** Start of MATERIAL **

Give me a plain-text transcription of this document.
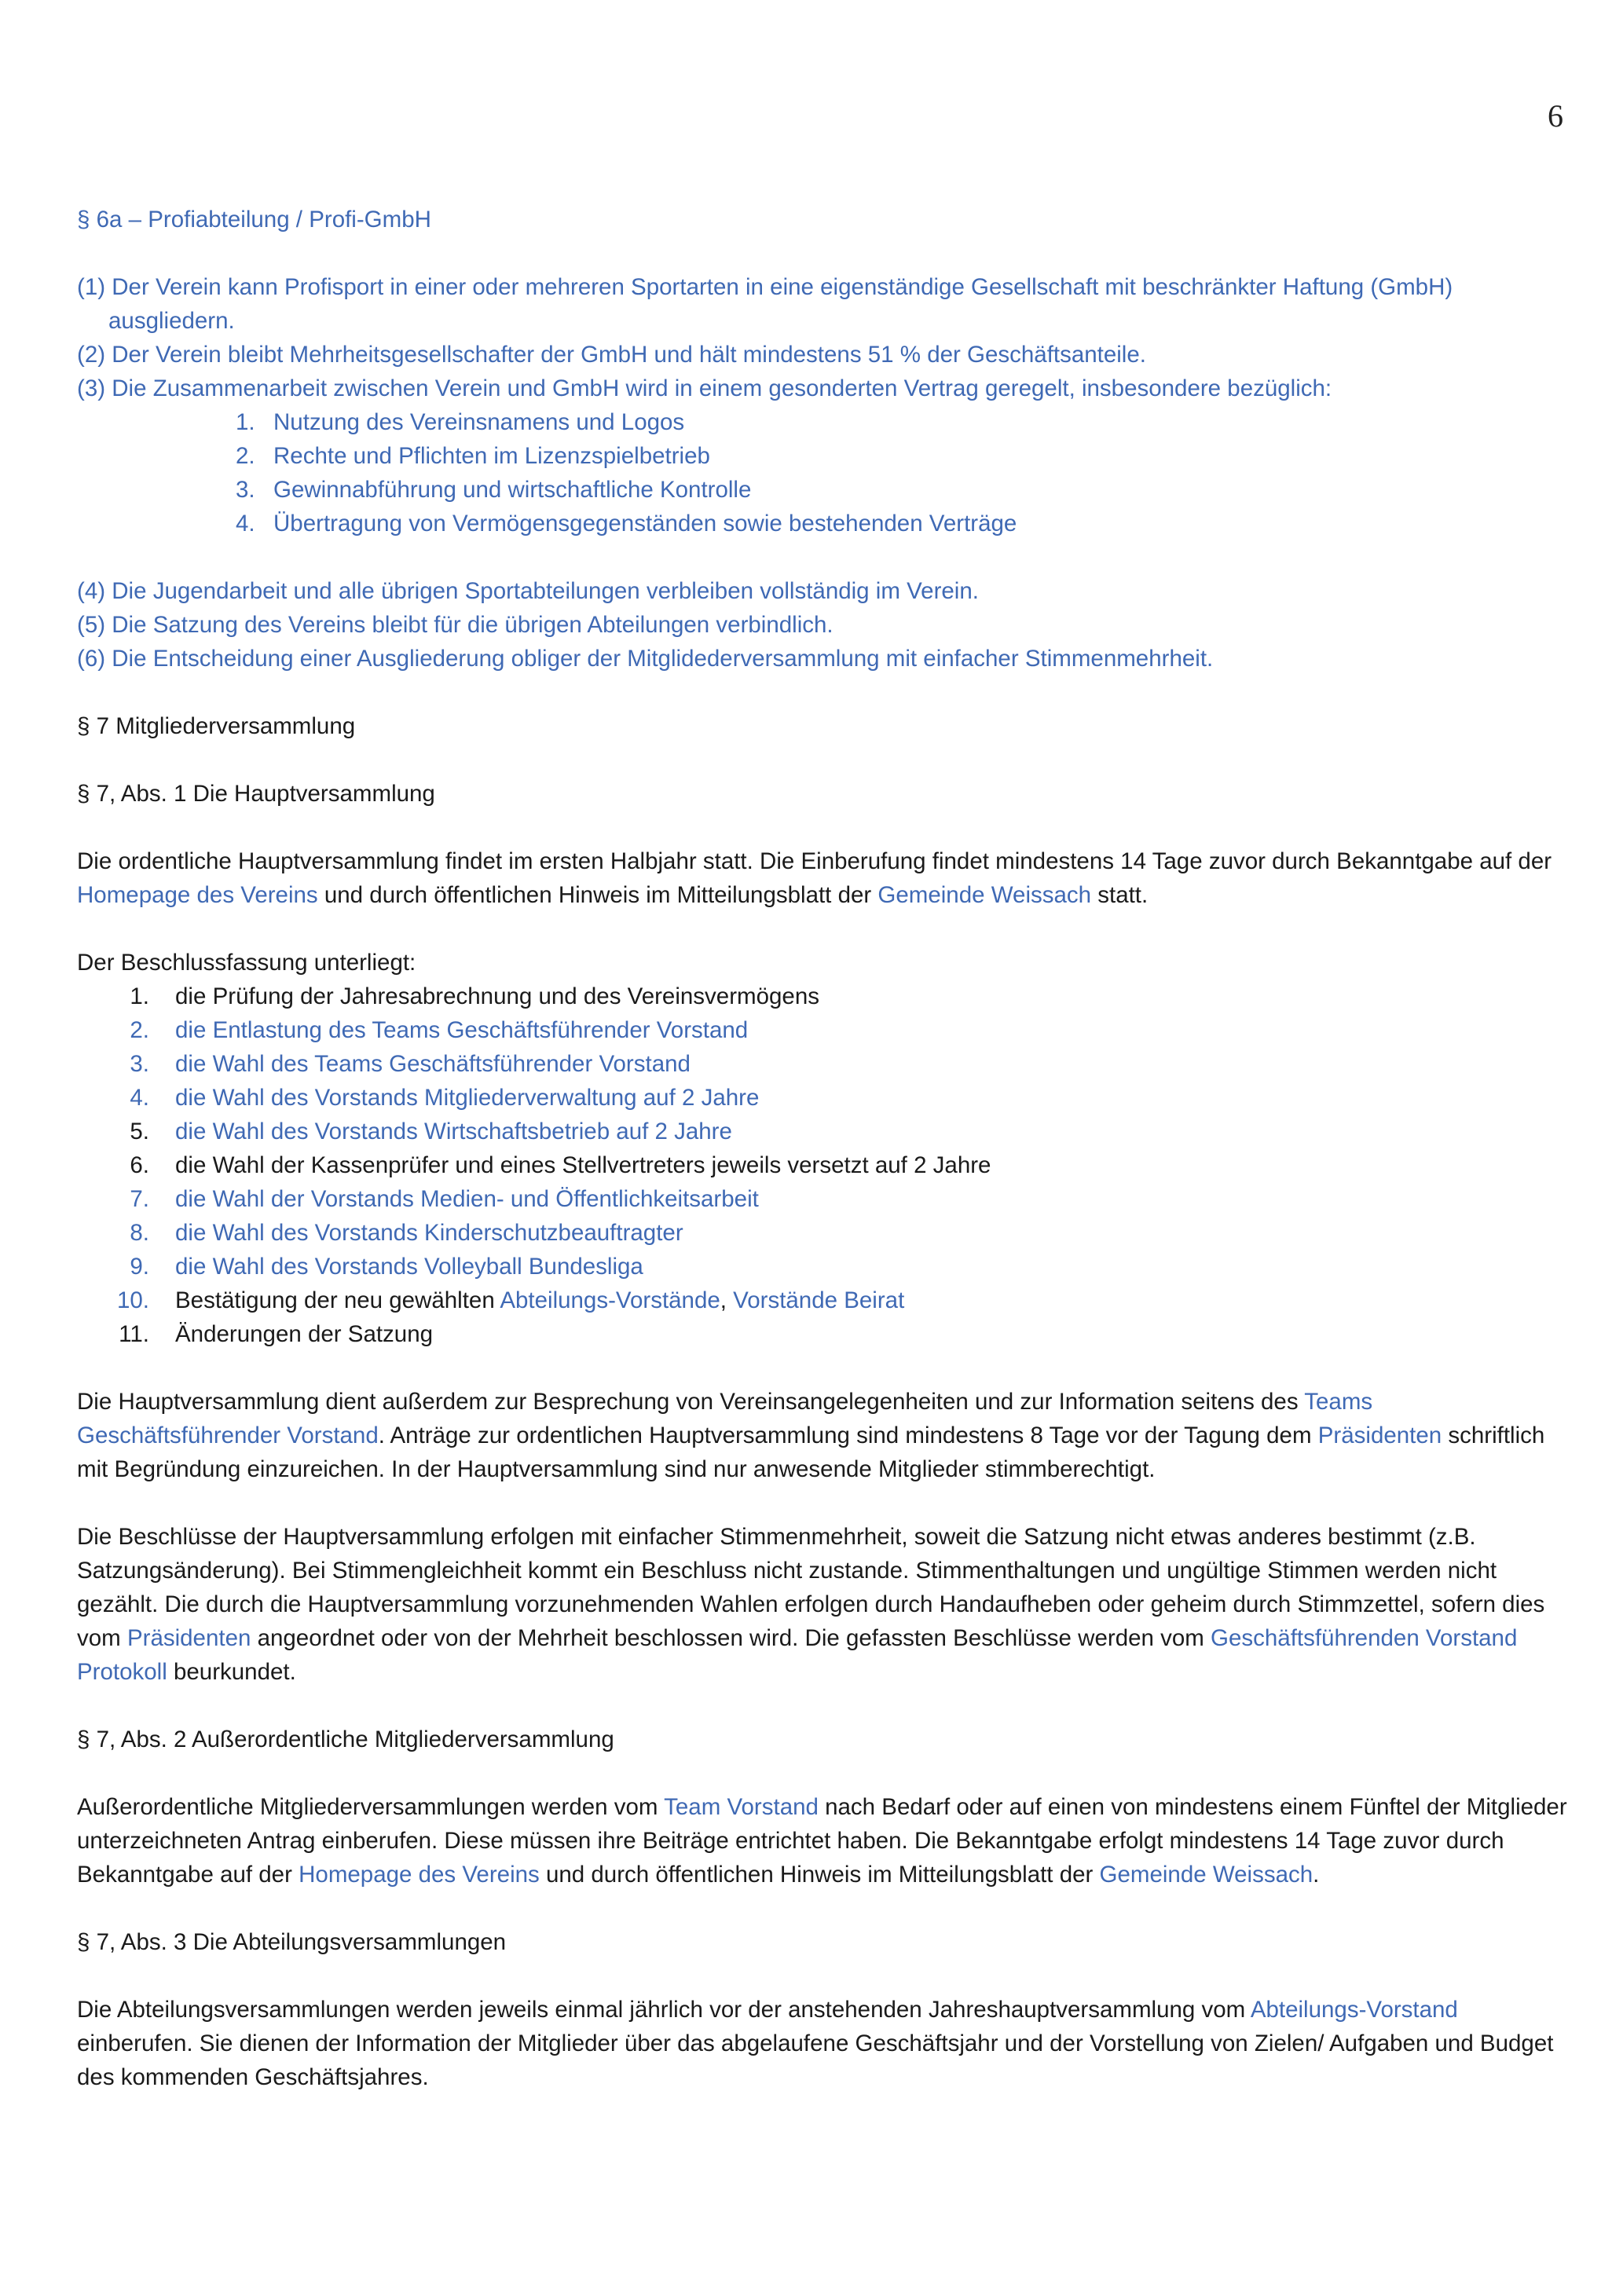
6

§ 6a – Profiabteilung / Profi-GmbH

(1) Der Verein kann Profisport in einer oder mehreren Sportarten in eine eigenständige Gesellschaft mit beschränkter Haftung (GmbH) ausgliedern.

(2) Der Verein bleibt Mehrheitsgesellschafter der GmbH und hält mindestens 51 % der Geschäftsanteile.

(3) Die Zusammenarbeit zwischen Verein und GmbH wird in einem gesonderten Vertrag geregelt, insbesondere bezüglich:

1. Nutzung des Vereinsnamens und Logos
2. Rechte und Pflichten im Lizenzspielbetrieb
3. Gewinnabführung und wirtschaftliche Kontrolle
4. Übertragung von Vermögensgegenständen sowie bestehenden Verträge

(4) Die Jugendarbeit und alle übrigen Sportabteilungen verbleiben vollständig im Verein.

(5) Die Satzung des Vereins bleibt für die übrigen Abteilungen verbindlich.

(6) Die Entscheidung einer Ausgliederung obliger der Mitglidederversammlung mit einfacher Stimmenmehrheit.

§ 7 Mitgliederversammlung

§ 7, Abs. 1 Die Hauptversammlung

Die ordentliche Hauptversammlung findet im ersten Halbjahr statt. Die Einberufung findet mindestens 14 Tage zuvor durch Bekanntgabe auf der Homepage des Vereins und durch öffentlichen Hinweis im Mitteilungsblatt der Gemeinde Weissach statt.

Der Beschlussfassung unterliegt:

1. die Prüfung der Jahresabrechnung und des Vereinsvermögens
2. die Entlastung des Teams Geschäftsführender Vorstand
3. die Wahl des Teams Geschäftsführender Vorstand
4. die Wahl des Vorstands Mitgliederverwaltung auf 2 Jahre
5. die Wahl des Vorstands Wirtschaftsbetrieb auf 2 Jahre
6. die Wahl der Kassenprüfer und eines Stellvertreters jeweils versetzt auf 2 Jahre
7. die Wahl der Vorstands Medien- und Öffentlichkeitsarbeit
8. die Wahl des Vorstands Kinderschutzbeauftragter
9. die Wahl des Vorstands Volleyball Bundesliga
10. Bestätigung der neu gewählten Abteilungs-Vorstände, Vorstände Beirat
11. Änderungen der Satzung

Die Hauptversammlung dient außerdem zur Besprechung von Vereinsangelegenheiten und zur Information seitens des Teams Geschäftsführender Vorstand. Anträge zur ordentlichen Hauptversammlung sind mindestens 8 Tage vor der Tagung dem Präsidenten schriftlich mit Begründung einzureichen. In der Hauptversammlung sind nur anwesende Mitglieder stimmberechtigt.

Die Beschlüsse der Hauptversammlung erfolgen mit einfacher Stimmenmehrheit, soweit die Satzung nicht etwas anderes bestimmt (z.B. Satzungsänderung). Bei Stimmengleichheit kommt ein Beschluss nicht zustande. Stimmenthaltungen und ungültige Stimmen werden nicht gezählt. Die durch die Hauptversammlung vorzunehmenden Wahlen erfolgen durch Handaufheben oder geheim durch Stimmzettel, sofern dies vom Präsidenten angeordnet oder von der Mehrheit beschlossen wird. Die gefassten Beschlüsse werden vom Geschäftsführenden Vorstand Protokoll beurkundet.

§ 7, Abs. 2 Außerordentliche Mitgliederversammlung

Außerordentliche Mitgliederversammlungen werden vom Team Vorstand nach Bedarf oder auf einen von mindestens einem Fünftel der Mitglieder unterzeichneten Antrag einberufen. Diese müssen ihre Beiträge entrichtet haben. Die Bekanntgabe erfolgt mindestens 14 Tage zuvor durch Bekanntgabe auf der Homepage des Vereins und durch öffentlichen Hinweis im Mitteilungsblatt der Gemeinde Weissach.

§ 7, Abs. 3 Die Abteilungsversammlungen

Die Abteilungsversammlungen werden jeweils einmal jährlich vor der anstehenden Jahreshauptversammlung vom Abteilungs-Vorstand einberufen. Sie dienen der Information der Mitglieder über das abgelaufene Geschäftsjahr und der Vorstellung von Zielen/ Aufgaben und Budget des kommenden Geschäftsjahres.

** End of MATERIAL **

» **EXERCISE OBJECTIVE**
Take every line that includes the string "übrigen" and copy it.

» **OUTPUT BELOW**
(4) Die Jugendarbeit und alle übrigen Sportabteilungen verbleiben vollständig im Verein.
(5) Die Satzung des Vereins bleibt für die übrigen Abteilungen verbindlich.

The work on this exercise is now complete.